[Recorded data]
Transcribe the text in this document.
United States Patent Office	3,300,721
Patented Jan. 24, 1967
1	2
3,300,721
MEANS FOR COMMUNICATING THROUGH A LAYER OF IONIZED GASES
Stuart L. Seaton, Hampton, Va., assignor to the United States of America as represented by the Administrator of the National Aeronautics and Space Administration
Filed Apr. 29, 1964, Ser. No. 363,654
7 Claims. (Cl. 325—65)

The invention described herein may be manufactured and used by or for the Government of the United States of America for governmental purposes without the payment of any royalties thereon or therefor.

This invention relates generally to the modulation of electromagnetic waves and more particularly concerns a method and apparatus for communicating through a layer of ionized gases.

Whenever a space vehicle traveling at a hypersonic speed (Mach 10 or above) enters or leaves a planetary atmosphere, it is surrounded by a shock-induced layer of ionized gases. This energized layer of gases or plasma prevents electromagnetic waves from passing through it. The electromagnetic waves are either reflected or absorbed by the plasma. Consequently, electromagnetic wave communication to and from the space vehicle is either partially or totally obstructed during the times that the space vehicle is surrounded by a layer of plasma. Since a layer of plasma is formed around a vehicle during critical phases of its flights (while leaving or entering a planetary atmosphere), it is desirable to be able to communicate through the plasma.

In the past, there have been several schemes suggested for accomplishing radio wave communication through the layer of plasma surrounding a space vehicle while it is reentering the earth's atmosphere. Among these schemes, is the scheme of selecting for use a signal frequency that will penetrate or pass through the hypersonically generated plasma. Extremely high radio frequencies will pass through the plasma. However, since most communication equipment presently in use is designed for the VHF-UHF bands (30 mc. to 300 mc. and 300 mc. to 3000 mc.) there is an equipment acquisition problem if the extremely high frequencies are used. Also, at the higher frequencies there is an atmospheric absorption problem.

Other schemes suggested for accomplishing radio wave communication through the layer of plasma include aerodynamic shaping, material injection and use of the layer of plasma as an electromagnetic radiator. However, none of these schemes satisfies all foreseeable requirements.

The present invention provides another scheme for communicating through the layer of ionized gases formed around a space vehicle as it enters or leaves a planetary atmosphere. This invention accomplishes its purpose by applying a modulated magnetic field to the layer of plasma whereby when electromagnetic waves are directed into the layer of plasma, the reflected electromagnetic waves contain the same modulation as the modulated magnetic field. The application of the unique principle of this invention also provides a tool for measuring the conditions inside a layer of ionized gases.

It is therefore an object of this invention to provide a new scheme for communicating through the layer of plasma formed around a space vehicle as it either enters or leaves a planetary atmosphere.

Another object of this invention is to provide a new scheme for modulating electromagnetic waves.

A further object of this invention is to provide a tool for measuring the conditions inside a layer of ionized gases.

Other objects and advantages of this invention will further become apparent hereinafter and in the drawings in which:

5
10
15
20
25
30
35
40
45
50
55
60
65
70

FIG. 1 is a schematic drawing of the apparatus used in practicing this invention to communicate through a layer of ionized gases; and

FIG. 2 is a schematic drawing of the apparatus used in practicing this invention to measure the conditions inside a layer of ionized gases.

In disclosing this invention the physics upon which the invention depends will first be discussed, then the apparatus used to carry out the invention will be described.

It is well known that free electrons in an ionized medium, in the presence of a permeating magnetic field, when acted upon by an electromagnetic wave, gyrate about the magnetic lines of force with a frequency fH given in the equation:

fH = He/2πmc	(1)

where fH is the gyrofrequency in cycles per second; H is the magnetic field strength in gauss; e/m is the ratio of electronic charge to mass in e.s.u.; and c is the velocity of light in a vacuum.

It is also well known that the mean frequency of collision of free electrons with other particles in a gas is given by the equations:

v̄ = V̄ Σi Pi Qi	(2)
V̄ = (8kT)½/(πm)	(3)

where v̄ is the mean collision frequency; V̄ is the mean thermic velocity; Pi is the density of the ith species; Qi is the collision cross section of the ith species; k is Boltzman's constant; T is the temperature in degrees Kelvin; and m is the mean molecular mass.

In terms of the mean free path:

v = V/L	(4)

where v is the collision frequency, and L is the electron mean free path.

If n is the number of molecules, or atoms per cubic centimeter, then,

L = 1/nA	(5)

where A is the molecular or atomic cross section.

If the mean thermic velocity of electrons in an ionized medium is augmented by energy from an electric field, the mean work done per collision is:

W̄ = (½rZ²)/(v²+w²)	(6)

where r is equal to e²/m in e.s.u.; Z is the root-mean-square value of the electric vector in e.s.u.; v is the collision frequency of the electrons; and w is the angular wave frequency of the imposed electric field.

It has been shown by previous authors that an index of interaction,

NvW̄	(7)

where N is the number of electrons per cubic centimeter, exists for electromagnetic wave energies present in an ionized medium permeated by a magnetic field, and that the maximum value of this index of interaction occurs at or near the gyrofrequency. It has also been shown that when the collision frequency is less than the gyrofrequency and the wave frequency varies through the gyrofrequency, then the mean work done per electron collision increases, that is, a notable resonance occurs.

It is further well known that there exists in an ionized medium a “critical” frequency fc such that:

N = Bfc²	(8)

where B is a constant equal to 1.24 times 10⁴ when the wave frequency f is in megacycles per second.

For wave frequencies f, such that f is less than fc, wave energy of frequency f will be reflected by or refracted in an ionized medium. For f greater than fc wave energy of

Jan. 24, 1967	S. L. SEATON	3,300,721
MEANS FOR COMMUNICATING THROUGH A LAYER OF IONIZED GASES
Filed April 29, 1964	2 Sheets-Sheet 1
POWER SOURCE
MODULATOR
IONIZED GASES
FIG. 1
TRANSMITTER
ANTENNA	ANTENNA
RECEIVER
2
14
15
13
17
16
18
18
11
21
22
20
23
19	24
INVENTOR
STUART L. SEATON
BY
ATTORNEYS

Task description: Pull every line holding "section" out of the records.

Exercise response:
where v̄ is the mean collision frequency; V̄ is the mean thermic velocity; Pi is the density of the ith species; Qi is the collision cross section of the ith species; k is Boltzman's constant; T is the temperature in degrees Kelvin; and m is the mean molecular mass.
where A is the molecular or atomic cross section.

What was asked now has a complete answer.